(Structured figure records)
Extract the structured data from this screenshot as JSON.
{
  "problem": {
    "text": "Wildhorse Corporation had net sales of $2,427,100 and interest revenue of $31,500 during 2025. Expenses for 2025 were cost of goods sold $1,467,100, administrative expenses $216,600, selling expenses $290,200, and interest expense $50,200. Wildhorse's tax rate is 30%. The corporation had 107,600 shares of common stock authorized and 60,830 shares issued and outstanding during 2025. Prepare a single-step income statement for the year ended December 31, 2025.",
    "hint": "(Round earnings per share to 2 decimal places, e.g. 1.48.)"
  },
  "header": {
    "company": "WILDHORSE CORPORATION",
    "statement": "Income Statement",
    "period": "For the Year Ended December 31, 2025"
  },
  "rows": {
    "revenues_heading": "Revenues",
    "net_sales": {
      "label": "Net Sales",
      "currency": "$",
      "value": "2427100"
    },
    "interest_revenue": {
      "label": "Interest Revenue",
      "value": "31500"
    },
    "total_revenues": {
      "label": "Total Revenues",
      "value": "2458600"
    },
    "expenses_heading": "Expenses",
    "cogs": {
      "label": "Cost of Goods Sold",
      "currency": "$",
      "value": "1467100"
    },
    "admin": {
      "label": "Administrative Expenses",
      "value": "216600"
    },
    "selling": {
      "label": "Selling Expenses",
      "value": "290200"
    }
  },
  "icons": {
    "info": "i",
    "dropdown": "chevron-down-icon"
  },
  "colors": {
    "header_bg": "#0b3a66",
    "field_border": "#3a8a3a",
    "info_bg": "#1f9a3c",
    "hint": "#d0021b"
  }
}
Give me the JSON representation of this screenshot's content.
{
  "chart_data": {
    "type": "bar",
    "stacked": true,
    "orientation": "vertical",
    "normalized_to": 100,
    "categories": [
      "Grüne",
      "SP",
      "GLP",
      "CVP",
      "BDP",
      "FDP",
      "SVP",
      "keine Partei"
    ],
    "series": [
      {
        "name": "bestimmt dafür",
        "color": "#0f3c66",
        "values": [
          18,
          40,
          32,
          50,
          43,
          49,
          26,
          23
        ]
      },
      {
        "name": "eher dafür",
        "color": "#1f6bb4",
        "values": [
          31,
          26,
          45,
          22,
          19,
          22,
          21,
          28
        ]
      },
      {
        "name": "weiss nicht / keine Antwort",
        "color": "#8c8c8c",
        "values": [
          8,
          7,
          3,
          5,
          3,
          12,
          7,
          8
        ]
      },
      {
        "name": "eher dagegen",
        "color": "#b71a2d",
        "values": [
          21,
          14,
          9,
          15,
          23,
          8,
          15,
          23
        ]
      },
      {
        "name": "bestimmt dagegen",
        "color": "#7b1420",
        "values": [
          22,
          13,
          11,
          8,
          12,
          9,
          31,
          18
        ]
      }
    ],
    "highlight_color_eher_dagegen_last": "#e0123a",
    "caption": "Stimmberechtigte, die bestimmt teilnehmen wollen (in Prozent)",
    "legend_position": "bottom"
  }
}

### WRITTEN PROBLEM
Where a line above contains the string "bestimmt", copy that line.

### SOLUTION FOR THIS TASK
        "name": "bestimmt dafür",
        "name": "bestimmt dagegen",
    "caption": "Stimmberechtigte, die bestimmt teilnehmen wollen (in Prozent)",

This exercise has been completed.